→ **Data provided**:
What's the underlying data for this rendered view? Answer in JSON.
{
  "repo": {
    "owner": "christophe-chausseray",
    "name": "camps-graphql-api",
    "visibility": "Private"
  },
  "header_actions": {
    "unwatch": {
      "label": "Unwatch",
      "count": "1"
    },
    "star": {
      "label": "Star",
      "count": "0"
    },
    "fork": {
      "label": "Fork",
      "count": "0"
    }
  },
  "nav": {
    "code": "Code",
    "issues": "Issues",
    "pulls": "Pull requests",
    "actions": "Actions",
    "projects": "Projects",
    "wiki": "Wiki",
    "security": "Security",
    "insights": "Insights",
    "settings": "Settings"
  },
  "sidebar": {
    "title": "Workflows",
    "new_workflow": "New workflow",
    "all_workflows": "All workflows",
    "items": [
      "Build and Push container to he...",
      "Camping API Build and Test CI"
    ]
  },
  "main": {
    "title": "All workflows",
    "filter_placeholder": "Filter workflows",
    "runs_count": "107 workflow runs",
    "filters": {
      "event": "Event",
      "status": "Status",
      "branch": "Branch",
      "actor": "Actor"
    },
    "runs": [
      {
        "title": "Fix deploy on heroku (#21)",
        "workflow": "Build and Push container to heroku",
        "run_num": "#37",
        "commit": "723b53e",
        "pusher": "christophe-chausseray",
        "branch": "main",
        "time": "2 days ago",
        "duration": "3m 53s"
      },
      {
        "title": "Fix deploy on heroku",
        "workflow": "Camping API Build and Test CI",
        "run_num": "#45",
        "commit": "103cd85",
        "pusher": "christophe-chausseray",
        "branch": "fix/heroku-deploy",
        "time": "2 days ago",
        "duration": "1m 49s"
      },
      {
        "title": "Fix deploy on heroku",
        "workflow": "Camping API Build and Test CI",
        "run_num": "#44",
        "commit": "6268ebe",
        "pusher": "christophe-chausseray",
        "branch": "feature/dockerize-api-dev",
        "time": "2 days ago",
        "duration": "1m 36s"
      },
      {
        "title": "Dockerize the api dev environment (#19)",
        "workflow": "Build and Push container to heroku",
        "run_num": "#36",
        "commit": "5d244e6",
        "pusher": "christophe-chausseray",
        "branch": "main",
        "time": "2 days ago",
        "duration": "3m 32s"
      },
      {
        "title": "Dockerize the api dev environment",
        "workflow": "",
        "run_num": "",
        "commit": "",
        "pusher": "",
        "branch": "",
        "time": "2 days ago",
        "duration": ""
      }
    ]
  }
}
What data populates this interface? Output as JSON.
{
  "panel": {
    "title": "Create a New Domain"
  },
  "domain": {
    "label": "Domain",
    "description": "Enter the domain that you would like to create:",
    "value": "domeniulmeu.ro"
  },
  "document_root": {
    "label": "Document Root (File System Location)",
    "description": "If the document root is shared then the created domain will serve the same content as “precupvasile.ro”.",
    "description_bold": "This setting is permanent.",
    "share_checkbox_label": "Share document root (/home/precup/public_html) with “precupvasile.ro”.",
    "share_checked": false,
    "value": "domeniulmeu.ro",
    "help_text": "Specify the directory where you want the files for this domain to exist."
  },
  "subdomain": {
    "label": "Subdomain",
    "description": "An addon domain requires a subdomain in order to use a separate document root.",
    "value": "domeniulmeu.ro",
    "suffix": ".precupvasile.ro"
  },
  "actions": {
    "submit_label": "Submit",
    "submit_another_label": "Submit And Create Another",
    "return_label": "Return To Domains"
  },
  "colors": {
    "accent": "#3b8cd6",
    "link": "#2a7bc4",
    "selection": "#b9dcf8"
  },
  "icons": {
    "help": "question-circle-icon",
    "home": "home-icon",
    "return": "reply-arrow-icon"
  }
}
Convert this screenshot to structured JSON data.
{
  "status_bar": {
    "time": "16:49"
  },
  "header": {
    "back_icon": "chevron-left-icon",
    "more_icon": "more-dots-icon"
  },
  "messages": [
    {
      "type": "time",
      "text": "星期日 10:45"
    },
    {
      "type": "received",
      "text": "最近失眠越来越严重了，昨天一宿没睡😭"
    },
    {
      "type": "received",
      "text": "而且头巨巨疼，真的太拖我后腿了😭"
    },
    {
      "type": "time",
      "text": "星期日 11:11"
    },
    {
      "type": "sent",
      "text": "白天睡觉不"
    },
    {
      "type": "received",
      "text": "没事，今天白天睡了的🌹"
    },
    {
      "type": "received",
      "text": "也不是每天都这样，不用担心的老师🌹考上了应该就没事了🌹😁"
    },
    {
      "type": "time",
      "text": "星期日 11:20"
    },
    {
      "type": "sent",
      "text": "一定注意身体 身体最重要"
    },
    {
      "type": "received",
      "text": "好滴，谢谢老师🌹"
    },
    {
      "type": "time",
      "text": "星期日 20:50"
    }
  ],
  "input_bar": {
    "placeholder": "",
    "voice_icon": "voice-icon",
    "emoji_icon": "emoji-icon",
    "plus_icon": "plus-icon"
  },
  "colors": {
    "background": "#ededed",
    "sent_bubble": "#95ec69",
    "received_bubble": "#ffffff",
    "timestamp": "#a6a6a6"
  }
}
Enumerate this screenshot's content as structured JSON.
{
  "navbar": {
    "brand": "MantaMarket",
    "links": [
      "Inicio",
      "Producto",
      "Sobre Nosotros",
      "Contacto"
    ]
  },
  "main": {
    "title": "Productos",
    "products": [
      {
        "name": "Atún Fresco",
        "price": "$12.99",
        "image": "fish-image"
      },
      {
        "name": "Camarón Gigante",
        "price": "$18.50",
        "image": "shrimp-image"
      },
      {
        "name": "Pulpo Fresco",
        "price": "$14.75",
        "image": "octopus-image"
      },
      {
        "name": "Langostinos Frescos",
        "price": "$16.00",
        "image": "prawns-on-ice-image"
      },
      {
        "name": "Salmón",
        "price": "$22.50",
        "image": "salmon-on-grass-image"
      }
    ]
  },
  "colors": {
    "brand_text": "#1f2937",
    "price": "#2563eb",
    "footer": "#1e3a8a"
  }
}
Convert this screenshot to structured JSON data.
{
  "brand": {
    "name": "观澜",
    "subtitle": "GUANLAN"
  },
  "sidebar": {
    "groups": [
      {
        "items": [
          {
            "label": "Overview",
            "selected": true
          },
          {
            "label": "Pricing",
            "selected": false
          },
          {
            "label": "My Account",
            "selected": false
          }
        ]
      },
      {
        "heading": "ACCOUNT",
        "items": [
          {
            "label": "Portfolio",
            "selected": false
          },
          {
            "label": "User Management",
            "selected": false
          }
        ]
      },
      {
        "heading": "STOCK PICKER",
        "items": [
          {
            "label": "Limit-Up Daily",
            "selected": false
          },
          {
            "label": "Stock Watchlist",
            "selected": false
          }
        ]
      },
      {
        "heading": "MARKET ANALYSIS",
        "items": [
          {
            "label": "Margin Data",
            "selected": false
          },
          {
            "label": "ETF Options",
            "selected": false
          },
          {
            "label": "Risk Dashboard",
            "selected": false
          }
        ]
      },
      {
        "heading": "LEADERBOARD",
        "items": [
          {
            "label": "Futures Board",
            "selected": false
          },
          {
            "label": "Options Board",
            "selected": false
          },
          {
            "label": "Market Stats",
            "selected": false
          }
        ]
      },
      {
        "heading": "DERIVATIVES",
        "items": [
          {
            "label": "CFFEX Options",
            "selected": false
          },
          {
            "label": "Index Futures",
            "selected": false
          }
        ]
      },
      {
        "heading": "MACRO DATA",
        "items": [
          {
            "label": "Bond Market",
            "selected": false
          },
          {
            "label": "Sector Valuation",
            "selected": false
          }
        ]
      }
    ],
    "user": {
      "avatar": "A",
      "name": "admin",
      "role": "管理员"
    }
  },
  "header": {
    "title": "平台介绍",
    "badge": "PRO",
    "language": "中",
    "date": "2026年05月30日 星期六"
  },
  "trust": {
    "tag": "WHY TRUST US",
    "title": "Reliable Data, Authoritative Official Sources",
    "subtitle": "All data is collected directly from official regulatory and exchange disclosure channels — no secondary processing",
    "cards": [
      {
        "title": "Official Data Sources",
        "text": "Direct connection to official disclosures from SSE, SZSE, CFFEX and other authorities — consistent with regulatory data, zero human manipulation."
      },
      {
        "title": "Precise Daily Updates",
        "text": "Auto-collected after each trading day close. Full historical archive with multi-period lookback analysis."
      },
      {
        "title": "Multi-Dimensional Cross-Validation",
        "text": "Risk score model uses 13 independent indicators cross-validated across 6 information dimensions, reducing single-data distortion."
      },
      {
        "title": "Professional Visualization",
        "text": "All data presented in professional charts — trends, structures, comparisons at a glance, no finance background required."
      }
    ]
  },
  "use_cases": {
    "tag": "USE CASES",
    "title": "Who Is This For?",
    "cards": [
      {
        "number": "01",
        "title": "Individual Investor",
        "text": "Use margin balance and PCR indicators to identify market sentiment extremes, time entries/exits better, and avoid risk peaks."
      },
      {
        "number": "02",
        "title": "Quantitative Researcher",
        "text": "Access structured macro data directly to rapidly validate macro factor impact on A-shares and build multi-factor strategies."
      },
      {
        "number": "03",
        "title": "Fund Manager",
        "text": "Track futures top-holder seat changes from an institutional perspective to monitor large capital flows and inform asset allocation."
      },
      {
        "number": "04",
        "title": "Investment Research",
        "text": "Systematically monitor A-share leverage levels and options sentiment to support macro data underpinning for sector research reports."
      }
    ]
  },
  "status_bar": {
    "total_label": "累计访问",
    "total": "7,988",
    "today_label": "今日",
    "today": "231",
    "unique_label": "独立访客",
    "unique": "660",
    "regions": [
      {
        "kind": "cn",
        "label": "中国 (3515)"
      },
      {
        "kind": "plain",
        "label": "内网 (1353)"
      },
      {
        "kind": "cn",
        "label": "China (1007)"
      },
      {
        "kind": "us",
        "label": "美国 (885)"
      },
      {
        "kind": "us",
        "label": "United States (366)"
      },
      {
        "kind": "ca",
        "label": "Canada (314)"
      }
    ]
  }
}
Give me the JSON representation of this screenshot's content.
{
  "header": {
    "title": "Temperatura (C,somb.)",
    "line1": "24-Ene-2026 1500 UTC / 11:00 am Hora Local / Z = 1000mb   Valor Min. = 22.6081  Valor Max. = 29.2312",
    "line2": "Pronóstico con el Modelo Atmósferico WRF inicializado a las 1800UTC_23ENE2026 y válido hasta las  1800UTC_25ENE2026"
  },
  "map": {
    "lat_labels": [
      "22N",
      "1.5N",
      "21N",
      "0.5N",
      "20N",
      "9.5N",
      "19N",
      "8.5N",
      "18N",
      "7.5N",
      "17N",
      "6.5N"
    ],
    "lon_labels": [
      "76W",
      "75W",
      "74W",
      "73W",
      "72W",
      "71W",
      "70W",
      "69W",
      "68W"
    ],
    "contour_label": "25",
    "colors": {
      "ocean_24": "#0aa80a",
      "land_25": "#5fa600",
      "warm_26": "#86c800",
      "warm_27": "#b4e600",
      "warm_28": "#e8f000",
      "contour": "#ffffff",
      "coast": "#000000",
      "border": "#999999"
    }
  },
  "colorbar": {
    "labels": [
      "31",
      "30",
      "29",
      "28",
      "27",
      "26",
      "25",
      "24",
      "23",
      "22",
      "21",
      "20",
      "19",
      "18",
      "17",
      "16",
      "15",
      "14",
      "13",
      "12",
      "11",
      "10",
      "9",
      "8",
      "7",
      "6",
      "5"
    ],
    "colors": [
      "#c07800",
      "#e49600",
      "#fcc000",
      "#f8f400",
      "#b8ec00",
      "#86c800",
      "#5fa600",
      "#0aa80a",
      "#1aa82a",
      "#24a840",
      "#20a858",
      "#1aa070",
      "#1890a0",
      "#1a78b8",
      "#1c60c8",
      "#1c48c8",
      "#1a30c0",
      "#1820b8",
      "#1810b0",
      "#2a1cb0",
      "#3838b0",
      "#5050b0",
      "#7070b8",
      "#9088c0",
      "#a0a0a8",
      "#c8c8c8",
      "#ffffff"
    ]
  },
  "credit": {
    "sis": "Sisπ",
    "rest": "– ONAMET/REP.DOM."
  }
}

→ **Task**: Scan the data above and copy every line with "precupvasile" in it.

→ **Complete output**:
    "description": "If the document root is shared then the created domain will serve the same content as “precupvasile.ro”.",
    "share_checkbox_label": "Share document root (/home/precup/public_html) with “precupvasile.ro”.",
    "suffix": ".precupvasile.ro"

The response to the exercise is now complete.